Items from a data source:
------------------------------------------------------------------------

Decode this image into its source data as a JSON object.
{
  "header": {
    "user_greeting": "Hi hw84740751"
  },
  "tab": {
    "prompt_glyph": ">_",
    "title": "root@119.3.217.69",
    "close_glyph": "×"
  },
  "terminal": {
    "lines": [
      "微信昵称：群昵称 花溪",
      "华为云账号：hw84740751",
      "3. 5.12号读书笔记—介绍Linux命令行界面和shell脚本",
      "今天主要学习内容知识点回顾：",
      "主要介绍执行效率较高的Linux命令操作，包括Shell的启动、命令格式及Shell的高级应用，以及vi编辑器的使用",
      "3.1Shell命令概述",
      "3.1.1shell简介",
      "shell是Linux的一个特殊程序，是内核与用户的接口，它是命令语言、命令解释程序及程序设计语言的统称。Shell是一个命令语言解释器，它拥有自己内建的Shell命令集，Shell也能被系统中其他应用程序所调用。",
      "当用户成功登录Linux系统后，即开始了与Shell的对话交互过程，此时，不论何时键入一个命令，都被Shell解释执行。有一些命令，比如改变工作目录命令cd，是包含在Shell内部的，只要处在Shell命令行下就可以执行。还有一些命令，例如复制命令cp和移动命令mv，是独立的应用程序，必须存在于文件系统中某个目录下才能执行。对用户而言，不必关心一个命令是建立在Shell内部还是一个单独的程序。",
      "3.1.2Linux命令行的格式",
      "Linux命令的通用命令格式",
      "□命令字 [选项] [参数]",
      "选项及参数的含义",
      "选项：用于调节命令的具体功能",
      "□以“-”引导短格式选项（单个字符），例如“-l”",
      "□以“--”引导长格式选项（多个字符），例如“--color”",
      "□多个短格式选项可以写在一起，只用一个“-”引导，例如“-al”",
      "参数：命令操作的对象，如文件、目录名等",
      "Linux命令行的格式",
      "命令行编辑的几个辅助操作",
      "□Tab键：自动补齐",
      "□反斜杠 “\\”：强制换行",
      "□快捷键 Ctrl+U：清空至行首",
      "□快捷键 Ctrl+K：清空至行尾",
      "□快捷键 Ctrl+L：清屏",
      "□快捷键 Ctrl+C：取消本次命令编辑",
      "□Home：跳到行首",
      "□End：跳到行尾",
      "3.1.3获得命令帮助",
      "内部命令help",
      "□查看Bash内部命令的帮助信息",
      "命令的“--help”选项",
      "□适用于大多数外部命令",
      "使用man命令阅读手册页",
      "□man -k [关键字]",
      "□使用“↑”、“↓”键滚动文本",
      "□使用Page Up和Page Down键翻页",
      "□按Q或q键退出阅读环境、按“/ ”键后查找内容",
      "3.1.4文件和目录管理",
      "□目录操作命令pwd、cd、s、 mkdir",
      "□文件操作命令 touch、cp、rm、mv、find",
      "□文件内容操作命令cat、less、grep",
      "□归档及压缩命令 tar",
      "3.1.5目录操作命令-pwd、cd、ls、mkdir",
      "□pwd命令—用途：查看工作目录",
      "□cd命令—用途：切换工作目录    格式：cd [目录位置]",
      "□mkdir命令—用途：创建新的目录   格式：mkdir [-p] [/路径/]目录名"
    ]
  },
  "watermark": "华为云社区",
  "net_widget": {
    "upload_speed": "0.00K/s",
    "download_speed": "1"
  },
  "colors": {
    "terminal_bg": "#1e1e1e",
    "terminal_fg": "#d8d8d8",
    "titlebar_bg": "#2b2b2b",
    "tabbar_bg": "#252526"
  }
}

------------------------------------------------------------------------

Task:
Locate the string "mkdir" in the listing above and copy every line where it occurs.

Final answer:
      "□目录操作命令pwd、cd、s、 mkdir",
      "3.1.5目录操作命令-pwd、cd、ls、mkdir",
      "□mkdir命令—用途：创建新的目录   格式：mkdir [-p] [/路径/]目录名"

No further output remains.